Exercise prompt: Read the records below and copy each line that contains "strength".

(Dataset excerpt)
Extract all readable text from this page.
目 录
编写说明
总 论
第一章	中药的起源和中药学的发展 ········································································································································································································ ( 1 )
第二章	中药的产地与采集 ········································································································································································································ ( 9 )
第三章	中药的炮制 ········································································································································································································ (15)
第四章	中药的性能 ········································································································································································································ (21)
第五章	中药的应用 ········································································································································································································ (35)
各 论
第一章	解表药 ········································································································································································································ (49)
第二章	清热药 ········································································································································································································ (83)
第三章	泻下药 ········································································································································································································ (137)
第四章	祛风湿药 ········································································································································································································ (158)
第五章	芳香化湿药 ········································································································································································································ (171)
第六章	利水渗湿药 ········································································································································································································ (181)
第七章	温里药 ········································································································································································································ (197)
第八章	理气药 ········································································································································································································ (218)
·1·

---

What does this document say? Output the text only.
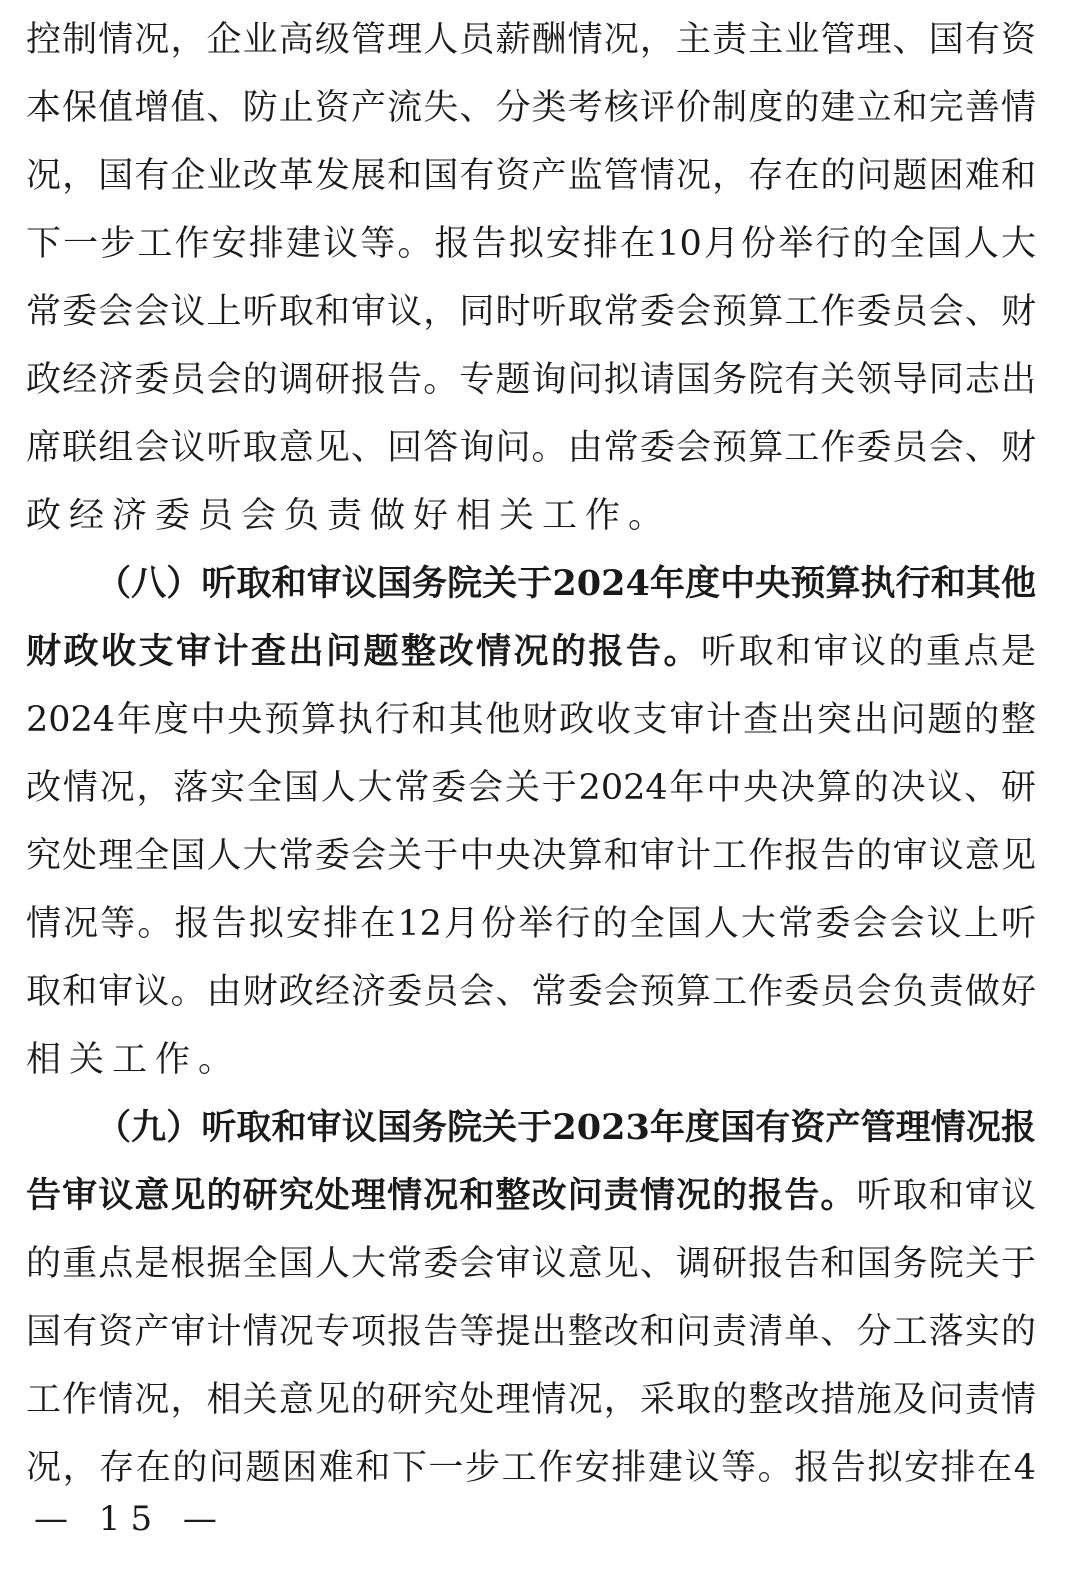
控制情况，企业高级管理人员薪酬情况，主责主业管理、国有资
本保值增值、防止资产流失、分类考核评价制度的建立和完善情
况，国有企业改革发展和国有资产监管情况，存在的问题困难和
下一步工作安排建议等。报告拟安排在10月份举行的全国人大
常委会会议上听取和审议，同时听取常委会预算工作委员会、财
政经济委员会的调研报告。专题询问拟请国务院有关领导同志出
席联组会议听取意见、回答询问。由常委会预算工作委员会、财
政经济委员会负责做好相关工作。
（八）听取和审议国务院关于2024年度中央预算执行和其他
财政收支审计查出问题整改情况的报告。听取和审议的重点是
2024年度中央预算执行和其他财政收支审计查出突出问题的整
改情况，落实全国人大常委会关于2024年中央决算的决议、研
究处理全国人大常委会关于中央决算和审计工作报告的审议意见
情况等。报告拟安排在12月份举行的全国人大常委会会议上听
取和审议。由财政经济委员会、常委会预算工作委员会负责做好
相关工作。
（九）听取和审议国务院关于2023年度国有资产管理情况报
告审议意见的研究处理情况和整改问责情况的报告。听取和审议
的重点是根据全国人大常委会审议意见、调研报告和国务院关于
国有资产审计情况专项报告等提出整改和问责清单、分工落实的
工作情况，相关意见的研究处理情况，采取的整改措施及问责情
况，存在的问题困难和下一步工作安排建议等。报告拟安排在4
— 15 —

--

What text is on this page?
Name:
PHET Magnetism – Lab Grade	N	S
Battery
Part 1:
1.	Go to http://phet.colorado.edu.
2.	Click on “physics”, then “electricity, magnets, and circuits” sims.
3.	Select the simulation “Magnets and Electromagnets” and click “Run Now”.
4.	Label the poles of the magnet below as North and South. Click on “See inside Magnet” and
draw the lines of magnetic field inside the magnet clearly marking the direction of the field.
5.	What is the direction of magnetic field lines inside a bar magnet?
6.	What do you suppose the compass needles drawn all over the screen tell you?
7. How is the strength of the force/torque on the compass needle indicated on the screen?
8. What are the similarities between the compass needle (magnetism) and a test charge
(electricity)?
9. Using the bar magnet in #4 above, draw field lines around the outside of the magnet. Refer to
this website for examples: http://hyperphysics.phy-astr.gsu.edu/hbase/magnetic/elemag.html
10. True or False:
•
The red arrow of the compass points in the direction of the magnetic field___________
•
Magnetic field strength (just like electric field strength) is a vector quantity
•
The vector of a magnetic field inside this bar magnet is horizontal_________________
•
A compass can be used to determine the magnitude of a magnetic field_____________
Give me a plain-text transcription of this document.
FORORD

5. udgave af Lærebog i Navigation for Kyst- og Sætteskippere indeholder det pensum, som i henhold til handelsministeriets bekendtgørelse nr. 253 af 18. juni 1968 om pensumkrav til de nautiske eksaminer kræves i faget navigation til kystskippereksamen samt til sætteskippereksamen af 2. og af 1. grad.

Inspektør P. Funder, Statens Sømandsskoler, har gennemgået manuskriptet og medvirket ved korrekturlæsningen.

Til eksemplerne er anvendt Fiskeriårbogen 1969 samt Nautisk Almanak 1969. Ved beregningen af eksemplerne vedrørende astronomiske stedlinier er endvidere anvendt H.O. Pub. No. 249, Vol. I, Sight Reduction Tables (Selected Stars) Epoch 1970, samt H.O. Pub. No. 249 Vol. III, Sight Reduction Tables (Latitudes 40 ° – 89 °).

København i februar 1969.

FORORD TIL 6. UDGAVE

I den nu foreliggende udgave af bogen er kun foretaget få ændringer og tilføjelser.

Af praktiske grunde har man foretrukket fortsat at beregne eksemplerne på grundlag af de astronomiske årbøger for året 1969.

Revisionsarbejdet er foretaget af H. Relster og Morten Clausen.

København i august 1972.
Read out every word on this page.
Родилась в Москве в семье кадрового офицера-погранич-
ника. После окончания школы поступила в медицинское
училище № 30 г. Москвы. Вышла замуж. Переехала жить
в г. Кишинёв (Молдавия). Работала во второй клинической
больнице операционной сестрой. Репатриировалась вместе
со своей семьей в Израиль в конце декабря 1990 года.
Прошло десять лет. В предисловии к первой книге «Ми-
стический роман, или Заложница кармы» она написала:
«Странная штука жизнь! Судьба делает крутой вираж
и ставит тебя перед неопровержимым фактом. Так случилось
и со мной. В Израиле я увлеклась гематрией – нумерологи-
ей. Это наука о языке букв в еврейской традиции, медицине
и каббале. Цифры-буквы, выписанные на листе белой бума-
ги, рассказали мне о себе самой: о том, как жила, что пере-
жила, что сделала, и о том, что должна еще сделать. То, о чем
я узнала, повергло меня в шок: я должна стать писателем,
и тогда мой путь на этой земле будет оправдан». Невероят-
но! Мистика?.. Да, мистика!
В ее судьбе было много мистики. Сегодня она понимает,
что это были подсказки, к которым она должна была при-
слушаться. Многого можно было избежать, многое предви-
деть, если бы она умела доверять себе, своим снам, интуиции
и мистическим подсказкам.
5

Correct response:
7. How is the strength of the force/torque on the compass needle indicated on the screen?
Magnetic field strength (just like electric field strength) is a vector quantity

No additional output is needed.